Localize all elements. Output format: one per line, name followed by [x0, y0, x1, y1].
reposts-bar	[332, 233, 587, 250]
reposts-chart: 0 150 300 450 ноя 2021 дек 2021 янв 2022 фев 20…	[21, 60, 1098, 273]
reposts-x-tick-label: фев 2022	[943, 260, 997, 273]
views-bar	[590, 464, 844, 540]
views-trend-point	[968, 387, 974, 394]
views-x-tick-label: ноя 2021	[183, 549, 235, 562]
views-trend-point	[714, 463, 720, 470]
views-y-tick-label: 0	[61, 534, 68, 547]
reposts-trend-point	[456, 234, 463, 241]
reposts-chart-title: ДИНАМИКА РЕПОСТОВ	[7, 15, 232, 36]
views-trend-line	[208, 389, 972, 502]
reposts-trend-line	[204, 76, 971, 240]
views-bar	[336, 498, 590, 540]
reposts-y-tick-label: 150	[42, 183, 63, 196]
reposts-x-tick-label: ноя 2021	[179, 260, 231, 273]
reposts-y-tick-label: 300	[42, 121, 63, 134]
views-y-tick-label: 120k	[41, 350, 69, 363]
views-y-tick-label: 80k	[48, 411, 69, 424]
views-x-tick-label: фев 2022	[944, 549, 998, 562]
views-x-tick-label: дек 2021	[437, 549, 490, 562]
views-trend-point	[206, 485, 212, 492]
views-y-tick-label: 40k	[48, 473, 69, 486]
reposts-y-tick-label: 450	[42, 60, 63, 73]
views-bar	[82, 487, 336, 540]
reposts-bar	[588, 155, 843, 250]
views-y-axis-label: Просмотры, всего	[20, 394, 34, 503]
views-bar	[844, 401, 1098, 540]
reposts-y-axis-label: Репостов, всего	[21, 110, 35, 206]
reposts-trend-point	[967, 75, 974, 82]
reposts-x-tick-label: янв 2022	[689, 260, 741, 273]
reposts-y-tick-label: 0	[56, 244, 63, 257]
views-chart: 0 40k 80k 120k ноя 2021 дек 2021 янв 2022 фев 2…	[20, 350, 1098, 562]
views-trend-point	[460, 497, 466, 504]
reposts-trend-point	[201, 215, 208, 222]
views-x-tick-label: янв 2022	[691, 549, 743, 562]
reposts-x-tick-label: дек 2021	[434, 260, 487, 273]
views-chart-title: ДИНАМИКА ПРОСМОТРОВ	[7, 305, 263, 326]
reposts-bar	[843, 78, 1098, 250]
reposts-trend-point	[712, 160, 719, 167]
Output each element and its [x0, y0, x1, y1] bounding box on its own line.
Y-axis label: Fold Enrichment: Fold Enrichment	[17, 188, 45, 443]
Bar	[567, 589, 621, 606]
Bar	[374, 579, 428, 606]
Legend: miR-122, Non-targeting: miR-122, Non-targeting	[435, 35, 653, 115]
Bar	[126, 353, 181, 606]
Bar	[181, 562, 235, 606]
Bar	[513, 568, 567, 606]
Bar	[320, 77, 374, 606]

○ ○ ○

◆ What you need to do: Rename "views-trend-point" to "views-marker" in the rows from the start of the records through the line containing "183, 63, 196]", and write out only those lines with nothing else changed.

◆ Exercise output:
Localize all elements. Output format: one per line, name followed by [x0, y0, x1, y1].
reposts-bar	[332, 233, 587, 250]
reposts-chart: 0 150 300 450 ноя 2021 дек 2021 янв 2022 фев 20…	[21, 60, 1098, 273]
reposts-x-tick-label: фев 2022	[943, 260, 997, 273]
views-bar	[590, 464, 844, 540]
views-marker	[968, 387, 974, 394]
views-x-tick-label: ноя 2021	[183, 549, 235, 562]
views-marker	[714, 463, 720, 470]
views-y-tick-label: 0	[61, 534, 68, 547]
reposts-trend-point	[456, 234, 463, 241]
reposts-chart-title: ДИНАМИКА РЕПОСТОВ	[7, 15, 232, 36]
views-trend-line	[208, 389, 972, 502]
reposts-trend-line	[204, 76, 971, 240]
views-bar	[336, 498, 590, 540]
reposts-y-tick-label: 150	[42, 183, 63, 196]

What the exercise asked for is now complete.